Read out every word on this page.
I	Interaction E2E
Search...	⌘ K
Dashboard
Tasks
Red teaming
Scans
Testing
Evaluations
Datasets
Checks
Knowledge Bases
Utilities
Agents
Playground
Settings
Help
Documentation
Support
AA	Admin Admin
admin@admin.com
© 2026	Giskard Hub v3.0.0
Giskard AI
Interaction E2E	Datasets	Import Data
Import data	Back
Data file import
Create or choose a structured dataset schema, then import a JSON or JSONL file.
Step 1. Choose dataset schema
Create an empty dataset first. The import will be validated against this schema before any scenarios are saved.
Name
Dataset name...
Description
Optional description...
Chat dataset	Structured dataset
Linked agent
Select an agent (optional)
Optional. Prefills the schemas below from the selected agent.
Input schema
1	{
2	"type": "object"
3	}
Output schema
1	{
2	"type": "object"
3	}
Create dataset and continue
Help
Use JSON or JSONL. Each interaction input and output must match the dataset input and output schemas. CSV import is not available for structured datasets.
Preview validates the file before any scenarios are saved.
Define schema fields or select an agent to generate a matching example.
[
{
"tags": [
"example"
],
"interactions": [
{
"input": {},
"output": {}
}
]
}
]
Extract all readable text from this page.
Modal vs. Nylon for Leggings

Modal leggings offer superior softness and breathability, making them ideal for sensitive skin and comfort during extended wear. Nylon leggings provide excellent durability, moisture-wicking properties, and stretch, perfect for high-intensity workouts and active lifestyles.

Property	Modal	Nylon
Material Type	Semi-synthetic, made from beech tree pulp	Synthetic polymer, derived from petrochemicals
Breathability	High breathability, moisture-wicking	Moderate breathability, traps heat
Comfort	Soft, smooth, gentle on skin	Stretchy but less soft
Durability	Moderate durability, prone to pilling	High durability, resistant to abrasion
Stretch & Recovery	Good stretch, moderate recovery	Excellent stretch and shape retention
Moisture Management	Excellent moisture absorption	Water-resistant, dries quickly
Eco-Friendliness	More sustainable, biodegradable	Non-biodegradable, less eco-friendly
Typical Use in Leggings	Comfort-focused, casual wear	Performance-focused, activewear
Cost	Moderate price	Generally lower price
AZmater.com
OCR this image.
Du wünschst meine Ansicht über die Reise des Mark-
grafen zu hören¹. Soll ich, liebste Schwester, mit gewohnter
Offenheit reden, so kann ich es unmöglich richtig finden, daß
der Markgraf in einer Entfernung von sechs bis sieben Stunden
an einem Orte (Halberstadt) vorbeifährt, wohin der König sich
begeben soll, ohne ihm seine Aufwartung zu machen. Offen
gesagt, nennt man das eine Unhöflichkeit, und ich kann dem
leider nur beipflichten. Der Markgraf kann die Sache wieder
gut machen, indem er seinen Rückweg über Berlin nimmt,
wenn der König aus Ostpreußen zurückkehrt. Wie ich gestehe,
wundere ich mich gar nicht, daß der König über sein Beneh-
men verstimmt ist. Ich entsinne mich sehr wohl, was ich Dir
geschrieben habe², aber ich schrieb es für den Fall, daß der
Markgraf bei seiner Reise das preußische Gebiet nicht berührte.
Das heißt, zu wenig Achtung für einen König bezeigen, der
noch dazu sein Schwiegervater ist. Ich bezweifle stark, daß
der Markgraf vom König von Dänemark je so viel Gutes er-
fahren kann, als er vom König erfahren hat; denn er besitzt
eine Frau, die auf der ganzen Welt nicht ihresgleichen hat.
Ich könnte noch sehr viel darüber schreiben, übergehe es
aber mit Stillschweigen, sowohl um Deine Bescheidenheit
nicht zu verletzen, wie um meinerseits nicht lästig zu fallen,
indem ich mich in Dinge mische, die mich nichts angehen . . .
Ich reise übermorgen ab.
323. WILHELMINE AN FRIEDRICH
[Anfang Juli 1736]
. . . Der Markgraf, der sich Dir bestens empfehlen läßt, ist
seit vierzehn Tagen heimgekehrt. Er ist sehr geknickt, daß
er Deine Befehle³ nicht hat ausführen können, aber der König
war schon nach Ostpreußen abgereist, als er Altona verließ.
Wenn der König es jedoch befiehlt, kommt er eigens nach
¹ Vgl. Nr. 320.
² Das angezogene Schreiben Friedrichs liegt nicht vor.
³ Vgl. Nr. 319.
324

• • • • •

> [Problem to work on] Return only those lines of the records that contain the string "aber".

> [Solved exercise]
geschrieben habe², aber ich schrieb es für den Fall, daß der
aber mit Stillschweigen, sowohl um Deine Bescheidenheit
er Deine Befehle³ nicht hat ausführen können, aber der König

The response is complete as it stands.